--- BEGIN DATA ---
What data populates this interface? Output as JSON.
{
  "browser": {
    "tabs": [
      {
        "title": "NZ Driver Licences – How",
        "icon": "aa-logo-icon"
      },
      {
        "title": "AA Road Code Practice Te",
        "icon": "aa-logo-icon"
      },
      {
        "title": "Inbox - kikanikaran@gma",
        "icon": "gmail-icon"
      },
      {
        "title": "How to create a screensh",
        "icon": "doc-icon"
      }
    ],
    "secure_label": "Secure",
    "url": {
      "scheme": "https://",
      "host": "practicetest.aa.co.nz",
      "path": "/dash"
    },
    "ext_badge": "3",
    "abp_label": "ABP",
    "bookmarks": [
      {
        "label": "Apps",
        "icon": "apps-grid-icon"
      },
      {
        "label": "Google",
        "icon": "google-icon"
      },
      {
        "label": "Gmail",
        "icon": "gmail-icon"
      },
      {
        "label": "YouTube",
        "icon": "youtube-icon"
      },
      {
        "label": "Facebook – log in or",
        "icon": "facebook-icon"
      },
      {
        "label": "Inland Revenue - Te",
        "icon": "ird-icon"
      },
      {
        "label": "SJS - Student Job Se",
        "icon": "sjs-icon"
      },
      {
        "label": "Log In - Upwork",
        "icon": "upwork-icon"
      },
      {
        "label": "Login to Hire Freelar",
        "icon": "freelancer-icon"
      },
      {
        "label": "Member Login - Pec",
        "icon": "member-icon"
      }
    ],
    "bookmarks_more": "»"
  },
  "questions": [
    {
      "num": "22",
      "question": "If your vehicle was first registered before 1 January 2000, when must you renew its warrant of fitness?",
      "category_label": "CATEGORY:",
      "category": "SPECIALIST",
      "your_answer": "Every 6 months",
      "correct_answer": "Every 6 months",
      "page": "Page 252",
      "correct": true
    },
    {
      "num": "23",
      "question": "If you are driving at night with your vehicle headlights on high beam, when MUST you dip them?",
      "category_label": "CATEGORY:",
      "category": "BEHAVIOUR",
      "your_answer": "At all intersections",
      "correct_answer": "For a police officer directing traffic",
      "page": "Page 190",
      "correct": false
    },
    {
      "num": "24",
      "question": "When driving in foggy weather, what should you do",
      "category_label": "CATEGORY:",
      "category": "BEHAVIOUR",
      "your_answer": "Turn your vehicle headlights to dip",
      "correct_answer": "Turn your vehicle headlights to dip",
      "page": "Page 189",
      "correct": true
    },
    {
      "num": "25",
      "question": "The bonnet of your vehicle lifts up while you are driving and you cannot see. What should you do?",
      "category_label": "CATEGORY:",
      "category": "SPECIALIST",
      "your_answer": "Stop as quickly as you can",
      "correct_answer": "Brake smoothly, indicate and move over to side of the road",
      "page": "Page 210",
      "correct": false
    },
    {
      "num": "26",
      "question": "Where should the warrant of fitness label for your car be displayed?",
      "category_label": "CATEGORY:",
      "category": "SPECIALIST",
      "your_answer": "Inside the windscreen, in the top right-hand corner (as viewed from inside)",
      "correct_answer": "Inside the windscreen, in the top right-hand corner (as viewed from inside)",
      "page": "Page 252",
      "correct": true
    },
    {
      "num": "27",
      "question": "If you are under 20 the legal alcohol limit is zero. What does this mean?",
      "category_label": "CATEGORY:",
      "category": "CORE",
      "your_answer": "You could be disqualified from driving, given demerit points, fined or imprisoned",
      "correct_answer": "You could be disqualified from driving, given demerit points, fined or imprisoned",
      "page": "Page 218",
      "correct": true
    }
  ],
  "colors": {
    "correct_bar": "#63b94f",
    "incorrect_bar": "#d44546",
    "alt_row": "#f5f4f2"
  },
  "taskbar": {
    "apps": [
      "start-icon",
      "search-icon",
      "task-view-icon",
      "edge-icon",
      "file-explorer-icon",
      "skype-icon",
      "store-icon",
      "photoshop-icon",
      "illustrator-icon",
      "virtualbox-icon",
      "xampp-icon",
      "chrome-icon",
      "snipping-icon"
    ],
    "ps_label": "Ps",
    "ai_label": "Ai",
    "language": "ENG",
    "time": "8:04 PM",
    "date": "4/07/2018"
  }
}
--- END DATA ---
### WHAT THE TASK REQUIRES
Quote the material exactly, leaving nothing out.

### EXERCISE SOLUTION
What data populates this interface? Output as JSON.
{
  "browser": {
    "tabs": [
      {
        "title": "NZ Driver Licences – How",
        "icon": "aa-logo-icon"
      },
      {
        "title": "AA Road Code Practice Te",
        "icon": "aa-logo-icon"
      },
      {
        "title": "Inbox - kikanikaran@gma",
        "icon": "gmail-icon"
      },
      {
        "title": "How to create a screensh",
        "icon": "doc-icon"
      }
    ],
    "secure_label": "Secure",
    "url": {
      "scheme": "https://",
      "host": "practicetest.aa.co.nz",
      "path": "/dash"
    },
    "ext_badge": "3",
    "abp_label": "ABP",
    "bookmarks": [
      {
        "label": "Apps",
        "icon": "apps-grid-icon"
      },
      {
        "label": "Google",
        "icon": "google-icon"
      },
      {
        "label": "Gmail",
        "icon": "gmail-icon"
      },
      {
        "label": "YouTube",
        "icon": "youtube-icon"
      },
      {
        "label": "Facebook – log in or",
        "icon": "facebook-icon"
      },
      {
        "label": "Inland Revenue - Te",
        "icon": "ird-icon"
      },
      {
        "label": "SJS - Student Job Se",
        "icon": "sjs-icon"
      },
      {
        "label": "Log In - Upwork",
        "icon": "upwork-icon"
      },
      {
        "label": "Login to Hire Freelar",
        "icon": "freelancer-icon"
      },
      {
        "label": "Member Login - Pec",
        "icon": "member-icon"
      }
    ],
    "bookmarks_more": "»"
  },
  "questions": [
    {
      "num": "22",
      "question": "If your vehicle was first registered before 1 January 2000, when must you renew its warrant of fitness?",
      "category_label": "CATEGORY:",
      "category": "SPECIALIST",
      "your_answer": "Every 6 months",
      "correct_answer": "Every 6 months",
      "page": "Page 252",
      "correct": true
    },
    {
      "num": "23",
      "question": "If you are driving at night with your vehicle headlights on high beam, when MUST you dip them?",
      "category_label": "CATEGORY:",
      "category": "BEHAVIOUR",
      "your_answer": "At all intersections",
      "correct_answer": "For a police officer directing traffic",
      "page": "Page 190",
      "correct": false
    },
    {
      "num": "24",
      "question": "When driving in foggy weather, what should you do",
      "category_label": "CATEGORY:",
      "category": "BEHAVIOUR",
      "your_answer": "Turn your vehicle headlights to dip",
      "correct_answer": "Turn your vehicle headlights to dip",
      "page": "Page 189",
      "correct": true
    },
    {
      "num": "25",
      "question": "The bonnet of your vehicle lifts up while you are driving and you cannot see. What should you do?",
      "category_label": "CATEGORY:",
      "category": "SPECIALIST",
      "your_answer": "Stop as quickly as you can",
      "correct_answer": "Brake smoothly, indicate and move over to side of the road",
      "page": "Page 210",
      "correct": false
    },
    {
      "num": "26",
      "question": "Where should the warrant of fitness label for your car be displayed?",
      "category_label": "CATEGORY:",
      "category": "SPECIALIST",
      "your_answer": "Inside the windscreen, in the top right-hand corner (as viewed from inside)",
      "correct_answer": "Inside the windscreen, in the top right-hand corner (as viewed from inside)",
      "page": "Page 252",
      "correct": true
    },
    {
      "num": "27",
      "question": "If you are under 20 the legal alcohol limit is zero. What does this mean?",
      "category_label": "CATEGORY:",
      "category": "CORE",
      "your_answer": "You could be disqualified from driving, given demerit points, fined or imprisoned",
      "correct_answer": "You could be disqualified from driving, given demerit points, fined or imprisoned",
      "page": "Page 218",
      "correct": true
    }
  ],
  "colors": {
    "correct_bar": "#63b94f",
    "incorrect_bar": "#d44546",
    "alt_row": "#f5f4f2"
  },
  "taskbar": {
    "apps": [
      "start-icon",
      "search-icon",
      "task-view-icon",
      "edge-icon",
      "file-explorer-icon",
      "skype-icon",
      "store-icon",
      "photoshop-icon",
      "illustrator-icon",
      "virtualbox-icon",
      "xampp-icon",
      "chrome-icon",
      "snipping-icon"
    ],
    "ps_label": "Ps",
    "ai_label": "Ai",
    "language": "ENG",
    "time": "8:04 PM",
    "date": "4/07/2018"
  }
}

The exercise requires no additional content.